* **Short exercise**: Write out the entries again exactly as they are given.
--------
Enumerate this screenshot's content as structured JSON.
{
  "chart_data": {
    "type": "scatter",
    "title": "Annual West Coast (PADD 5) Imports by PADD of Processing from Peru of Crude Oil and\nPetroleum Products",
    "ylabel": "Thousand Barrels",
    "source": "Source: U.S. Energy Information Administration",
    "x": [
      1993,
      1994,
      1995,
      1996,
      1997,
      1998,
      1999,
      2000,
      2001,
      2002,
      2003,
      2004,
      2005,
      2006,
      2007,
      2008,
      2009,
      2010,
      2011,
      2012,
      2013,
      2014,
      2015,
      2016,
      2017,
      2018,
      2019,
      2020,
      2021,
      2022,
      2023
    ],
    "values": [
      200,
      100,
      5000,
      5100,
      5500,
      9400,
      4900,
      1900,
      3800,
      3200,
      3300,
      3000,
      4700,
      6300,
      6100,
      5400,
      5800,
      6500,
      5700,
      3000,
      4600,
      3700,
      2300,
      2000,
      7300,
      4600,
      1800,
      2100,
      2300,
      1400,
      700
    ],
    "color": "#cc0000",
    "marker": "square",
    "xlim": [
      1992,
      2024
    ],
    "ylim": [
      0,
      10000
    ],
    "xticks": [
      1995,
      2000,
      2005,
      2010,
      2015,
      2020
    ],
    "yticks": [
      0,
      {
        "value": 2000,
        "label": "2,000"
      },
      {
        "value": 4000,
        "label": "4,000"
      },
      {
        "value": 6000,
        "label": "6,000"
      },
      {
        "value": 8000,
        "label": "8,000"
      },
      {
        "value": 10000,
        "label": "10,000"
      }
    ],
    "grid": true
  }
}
--------
* **Answer for the task**:
Enumerate this screenshot's content as structured JSON.
{
  "chart_data": {
    "type": "scatter",
    "title": "Annual West Coast (PADD 5) Imports by PADD of Processing from Peru of Crude Oil and\nPetroleum Products",
    "ylabel": "Thousand Barrels",
    "source": "Source: U.S. Energy Information Administration",
    "x": [
      1993,
      1994,
      1995,
      1996,
      1997,
      1998,
      1999,
      2000,
      2001,
      2002,
      2003,
      2004,
      2005,
      2006,
      2007,
      2008,
      2009,
      2010,
      2011,
      2012,
      2013,
      2014,
      2015,
      2016,
      2017,
      2018,
      2019,
      2020,
      2021,
      2022,
      2023
    ],
    "values": [
      200,
      100,
      5000,
      5100,
      5500,
      9400,
      4900,
      1900,
      3800,
      3200,
      3300,
      3000,
      4700,
      6300,
      6100,
      5400,
      5800,
      6500,
      5700,
      3000,
      4600,
      3700,
      2300,
      2000,
      7300,
      4600,
      1800,
      2100,
      2300,
      1400,
      700
    ],
    "color": "#cc0000",
    "marker": "square",
    "xlim": [
      1992,
      2024
    ],
    "ylim": [
      0,
      10000
    ],
    "xticks": [
      1995,
      2000,
      2005,
      2010,
      2015,
      2020
    ],
    "yticks": [
      0,
      {
        "value": 2000,
        "label": "2,000"
      },
      {
        "value": 4000,
        "label": "4,000"
      },
      {
        "value": 6000,
        "label": "6,000"
      },
      {
        "value": 8000,
        "label": "8,000"
      },
      {
        "value": 10000,
        "label": "10,000"
      }
    ],
    "grid": true
  }
}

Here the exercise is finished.